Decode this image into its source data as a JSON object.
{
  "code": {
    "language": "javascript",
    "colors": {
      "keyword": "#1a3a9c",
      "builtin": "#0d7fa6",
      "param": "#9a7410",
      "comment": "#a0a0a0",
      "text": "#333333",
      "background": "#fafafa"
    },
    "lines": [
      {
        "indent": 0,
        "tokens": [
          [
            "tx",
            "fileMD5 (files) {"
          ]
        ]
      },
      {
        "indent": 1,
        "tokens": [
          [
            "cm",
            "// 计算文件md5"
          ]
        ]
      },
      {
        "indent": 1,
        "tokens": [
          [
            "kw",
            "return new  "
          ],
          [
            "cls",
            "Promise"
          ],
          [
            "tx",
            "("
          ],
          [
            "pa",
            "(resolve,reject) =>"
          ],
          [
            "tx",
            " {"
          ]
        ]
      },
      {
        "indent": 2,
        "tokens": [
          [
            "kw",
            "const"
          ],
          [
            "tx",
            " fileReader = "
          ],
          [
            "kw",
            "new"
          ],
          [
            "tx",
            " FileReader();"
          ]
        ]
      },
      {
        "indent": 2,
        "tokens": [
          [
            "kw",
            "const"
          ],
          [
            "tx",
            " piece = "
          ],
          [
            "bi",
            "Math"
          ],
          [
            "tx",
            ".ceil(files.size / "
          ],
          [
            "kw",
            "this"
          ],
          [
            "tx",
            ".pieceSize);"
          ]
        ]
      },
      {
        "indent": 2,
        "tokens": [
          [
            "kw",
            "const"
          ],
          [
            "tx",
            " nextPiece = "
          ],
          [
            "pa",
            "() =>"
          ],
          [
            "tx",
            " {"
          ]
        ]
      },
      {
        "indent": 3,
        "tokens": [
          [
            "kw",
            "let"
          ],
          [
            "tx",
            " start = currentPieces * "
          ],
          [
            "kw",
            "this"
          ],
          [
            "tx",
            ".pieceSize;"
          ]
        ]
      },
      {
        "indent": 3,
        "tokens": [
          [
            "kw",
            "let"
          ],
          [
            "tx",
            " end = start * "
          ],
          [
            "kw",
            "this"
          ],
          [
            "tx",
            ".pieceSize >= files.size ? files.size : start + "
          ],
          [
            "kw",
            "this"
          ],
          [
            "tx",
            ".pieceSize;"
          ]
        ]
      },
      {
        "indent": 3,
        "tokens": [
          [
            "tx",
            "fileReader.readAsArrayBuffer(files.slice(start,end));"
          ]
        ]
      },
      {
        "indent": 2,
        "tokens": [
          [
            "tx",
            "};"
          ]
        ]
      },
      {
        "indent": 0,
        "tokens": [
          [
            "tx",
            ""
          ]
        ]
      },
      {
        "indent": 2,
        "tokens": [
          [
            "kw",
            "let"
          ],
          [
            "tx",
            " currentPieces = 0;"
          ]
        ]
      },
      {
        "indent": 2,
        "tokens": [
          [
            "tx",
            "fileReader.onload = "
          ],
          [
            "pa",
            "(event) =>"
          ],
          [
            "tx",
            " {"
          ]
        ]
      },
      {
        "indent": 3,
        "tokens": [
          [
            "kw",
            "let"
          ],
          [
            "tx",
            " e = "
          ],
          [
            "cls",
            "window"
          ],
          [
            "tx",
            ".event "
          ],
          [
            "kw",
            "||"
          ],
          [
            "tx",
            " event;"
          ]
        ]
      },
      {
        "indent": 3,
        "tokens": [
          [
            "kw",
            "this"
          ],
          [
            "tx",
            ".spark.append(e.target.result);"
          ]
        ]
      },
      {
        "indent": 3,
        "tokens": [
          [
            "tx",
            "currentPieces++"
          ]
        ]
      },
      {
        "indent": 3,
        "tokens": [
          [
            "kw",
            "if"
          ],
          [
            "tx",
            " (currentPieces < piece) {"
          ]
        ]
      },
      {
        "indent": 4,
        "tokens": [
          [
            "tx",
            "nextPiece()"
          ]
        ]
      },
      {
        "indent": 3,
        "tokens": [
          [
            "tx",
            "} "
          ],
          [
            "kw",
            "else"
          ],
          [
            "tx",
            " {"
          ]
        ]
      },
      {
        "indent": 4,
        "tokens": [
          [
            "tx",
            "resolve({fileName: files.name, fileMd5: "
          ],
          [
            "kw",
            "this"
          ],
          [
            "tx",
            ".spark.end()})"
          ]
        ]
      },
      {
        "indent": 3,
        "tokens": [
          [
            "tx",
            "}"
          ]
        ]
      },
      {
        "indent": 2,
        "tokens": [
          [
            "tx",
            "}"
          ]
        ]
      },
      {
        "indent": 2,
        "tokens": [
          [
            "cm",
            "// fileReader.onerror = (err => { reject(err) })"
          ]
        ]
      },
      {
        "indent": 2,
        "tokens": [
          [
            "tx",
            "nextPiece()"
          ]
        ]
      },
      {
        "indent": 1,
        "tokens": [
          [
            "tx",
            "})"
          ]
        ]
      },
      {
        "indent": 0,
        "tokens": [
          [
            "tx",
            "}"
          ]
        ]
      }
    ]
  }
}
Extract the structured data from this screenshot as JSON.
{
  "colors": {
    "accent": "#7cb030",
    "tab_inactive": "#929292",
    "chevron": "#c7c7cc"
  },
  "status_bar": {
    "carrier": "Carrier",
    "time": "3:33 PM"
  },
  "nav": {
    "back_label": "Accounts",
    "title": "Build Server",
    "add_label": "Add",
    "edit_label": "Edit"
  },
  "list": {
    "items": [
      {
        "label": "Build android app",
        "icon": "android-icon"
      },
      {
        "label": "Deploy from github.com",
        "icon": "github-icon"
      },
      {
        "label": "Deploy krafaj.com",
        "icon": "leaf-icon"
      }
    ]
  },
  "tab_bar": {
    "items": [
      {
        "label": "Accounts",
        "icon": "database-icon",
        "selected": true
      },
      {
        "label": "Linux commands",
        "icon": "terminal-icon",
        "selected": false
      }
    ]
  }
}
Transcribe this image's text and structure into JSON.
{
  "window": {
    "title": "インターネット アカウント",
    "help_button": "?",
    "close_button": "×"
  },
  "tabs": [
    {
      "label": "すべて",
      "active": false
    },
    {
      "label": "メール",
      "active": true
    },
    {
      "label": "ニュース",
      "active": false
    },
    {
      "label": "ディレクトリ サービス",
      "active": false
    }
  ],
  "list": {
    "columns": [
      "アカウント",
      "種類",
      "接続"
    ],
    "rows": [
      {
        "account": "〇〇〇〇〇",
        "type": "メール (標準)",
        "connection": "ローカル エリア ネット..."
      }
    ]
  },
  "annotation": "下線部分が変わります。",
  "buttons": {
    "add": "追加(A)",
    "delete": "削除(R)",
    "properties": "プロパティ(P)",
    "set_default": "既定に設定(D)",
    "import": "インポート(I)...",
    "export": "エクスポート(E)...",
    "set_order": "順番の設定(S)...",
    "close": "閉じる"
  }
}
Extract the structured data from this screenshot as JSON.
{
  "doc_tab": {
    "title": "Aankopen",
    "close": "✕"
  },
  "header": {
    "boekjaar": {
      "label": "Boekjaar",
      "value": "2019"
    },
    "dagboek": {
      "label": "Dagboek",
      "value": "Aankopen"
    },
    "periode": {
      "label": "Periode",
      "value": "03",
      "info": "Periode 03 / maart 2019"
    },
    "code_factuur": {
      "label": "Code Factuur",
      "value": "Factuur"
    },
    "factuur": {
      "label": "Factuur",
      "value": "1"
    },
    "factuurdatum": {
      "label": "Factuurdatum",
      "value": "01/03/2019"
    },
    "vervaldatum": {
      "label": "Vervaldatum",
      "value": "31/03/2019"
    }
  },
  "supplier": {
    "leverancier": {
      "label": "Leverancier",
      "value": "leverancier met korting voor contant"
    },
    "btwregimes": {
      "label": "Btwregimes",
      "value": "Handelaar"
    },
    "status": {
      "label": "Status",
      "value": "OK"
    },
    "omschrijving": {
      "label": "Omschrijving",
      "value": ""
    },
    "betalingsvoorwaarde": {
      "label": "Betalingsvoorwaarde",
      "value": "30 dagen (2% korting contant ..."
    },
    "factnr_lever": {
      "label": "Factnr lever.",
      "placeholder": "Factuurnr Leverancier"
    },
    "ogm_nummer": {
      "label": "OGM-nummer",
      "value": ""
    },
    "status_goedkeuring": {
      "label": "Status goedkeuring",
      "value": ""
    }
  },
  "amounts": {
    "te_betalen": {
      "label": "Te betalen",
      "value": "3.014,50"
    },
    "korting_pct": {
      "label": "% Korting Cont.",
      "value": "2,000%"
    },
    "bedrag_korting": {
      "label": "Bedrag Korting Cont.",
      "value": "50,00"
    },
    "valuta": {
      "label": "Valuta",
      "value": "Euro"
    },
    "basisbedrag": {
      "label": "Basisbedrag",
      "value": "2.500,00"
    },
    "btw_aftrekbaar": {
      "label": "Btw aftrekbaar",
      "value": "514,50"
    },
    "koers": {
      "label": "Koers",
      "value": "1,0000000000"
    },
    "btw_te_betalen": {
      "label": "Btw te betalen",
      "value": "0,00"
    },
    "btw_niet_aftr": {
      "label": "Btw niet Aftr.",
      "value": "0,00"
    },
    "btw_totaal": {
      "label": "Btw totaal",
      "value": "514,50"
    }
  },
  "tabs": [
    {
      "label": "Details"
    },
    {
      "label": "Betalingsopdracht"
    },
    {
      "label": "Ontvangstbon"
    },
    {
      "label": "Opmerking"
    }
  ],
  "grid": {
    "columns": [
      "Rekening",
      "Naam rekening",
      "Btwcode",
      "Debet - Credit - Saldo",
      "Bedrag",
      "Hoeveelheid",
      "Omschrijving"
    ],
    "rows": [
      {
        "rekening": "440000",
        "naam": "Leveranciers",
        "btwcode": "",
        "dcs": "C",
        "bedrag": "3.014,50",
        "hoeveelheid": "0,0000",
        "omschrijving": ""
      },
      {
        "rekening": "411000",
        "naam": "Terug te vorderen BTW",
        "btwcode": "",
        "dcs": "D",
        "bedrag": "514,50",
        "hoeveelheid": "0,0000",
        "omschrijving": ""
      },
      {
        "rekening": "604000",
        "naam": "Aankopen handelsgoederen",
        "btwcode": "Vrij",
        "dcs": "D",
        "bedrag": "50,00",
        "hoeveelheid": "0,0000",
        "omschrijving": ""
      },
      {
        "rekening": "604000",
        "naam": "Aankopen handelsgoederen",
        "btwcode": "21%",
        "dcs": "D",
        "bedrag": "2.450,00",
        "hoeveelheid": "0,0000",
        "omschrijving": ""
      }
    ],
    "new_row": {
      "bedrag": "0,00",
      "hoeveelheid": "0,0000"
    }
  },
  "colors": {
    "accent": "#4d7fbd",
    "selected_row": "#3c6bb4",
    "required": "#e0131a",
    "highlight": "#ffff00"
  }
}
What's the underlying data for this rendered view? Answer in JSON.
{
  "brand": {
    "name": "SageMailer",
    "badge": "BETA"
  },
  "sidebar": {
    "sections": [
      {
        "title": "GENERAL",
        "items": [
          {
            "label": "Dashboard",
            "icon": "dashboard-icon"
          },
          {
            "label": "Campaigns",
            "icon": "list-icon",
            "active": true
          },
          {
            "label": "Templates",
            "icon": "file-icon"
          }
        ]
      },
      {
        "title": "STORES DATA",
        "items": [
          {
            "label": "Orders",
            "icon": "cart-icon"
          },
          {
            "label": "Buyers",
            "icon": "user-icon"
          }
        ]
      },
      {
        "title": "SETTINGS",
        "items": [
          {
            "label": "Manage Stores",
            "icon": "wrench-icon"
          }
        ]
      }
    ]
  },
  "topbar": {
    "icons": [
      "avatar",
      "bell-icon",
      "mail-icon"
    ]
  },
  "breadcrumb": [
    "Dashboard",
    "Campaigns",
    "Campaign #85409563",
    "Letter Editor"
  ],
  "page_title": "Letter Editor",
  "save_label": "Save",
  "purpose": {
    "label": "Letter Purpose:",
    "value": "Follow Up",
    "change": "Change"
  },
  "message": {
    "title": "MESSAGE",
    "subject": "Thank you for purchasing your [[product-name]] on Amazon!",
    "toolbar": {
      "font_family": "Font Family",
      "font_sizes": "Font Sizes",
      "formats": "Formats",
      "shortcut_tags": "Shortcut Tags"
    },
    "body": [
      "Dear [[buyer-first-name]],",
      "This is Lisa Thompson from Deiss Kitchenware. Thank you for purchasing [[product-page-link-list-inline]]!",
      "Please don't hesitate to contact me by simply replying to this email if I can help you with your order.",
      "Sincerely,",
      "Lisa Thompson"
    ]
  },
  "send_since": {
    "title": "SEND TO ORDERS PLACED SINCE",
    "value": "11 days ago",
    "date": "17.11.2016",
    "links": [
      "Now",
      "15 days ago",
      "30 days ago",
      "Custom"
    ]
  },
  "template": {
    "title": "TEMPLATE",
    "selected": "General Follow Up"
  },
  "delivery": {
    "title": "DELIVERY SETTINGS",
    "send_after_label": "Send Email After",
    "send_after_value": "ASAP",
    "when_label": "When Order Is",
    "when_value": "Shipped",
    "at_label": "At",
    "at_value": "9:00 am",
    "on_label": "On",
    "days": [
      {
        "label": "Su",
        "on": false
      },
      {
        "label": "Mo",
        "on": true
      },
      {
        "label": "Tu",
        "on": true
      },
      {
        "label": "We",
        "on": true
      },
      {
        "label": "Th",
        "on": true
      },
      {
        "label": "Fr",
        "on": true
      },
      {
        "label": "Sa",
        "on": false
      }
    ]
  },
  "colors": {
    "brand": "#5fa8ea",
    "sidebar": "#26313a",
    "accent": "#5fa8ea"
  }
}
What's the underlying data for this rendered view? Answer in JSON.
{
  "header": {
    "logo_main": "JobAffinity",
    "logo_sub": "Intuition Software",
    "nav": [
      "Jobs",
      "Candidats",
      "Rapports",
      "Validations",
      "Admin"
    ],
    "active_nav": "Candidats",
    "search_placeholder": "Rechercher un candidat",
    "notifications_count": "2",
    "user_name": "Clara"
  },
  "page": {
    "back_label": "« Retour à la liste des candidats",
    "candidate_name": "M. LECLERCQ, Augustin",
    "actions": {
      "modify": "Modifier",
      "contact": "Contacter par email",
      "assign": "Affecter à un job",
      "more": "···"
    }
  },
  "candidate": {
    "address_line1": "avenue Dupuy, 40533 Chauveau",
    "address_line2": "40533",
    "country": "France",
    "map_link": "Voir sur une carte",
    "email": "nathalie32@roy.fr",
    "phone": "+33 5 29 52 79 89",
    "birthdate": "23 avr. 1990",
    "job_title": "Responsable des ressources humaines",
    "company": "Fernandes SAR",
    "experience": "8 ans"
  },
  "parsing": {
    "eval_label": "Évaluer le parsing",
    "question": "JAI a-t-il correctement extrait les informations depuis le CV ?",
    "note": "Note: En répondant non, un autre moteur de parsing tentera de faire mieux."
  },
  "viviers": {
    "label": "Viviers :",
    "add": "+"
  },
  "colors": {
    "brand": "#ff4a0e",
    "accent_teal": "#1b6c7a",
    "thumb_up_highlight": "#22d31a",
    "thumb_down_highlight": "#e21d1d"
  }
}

- - -

*EXERCISE DETAILS:*
Exactly how many lines of the material contain the word "contact"? Write the number alone.

*EXERCISE ANSWER:*
2